Goal of the exercise: Give only the number of lines where "Daily" occurs.

Chart and figure data

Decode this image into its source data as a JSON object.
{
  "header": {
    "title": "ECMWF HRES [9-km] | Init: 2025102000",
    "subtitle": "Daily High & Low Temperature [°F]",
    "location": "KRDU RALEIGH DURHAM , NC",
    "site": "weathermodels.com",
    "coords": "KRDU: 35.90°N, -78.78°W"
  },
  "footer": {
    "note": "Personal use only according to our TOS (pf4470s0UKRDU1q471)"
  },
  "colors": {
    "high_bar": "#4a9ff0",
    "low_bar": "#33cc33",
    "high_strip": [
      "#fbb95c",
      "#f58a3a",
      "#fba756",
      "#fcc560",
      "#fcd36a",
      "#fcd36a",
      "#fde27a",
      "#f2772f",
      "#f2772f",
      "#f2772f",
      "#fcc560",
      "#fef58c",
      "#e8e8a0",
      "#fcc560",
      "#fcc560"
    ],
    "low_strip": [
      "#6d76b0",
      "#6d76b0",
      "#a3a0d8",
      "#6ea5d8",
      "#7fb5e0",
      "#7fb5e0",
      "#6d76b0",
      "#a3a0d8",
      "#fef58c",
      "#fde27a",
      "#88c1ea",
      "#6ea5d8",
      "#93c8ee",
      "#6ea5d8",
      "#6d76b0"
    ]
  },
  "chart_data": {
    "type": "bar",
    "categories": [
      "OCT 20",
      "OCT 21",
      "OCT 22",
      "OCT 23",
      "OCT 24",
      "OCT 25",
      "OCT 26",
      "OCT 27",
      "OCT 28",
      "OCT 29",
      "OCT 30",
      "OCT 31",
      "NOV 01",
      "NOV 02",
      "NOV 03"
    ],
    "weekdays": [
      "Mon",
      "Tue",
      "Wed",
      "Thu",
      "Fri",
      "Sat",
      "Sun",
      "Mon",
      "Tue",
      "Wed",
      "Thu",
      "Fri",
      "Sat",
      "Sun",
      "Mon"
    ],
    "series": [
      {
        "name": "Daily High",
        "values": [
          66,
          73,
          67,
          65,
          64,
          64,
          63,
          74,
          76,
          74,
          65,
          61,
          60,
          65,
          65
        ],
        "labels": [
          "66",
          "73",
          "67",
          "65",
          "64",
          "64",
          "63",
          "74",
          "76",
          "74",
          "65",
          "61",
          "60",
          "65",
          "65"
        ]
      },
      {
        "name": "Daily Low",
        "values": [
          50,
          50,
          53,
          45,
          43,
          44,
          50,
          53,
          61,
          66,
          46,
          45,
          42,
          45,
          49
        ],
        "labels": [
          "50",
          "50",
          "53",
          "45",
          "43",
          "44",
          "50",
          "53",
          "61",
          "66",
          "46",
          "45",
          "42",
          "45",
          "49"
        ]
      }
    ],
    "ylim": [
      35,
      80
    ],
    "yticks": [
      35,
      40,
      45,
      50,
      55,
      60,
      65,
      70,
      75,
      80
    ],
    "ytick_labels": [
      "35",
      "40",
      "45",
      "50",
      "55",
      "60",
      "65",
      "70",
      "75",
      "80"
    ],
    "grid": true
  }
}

Result below: 3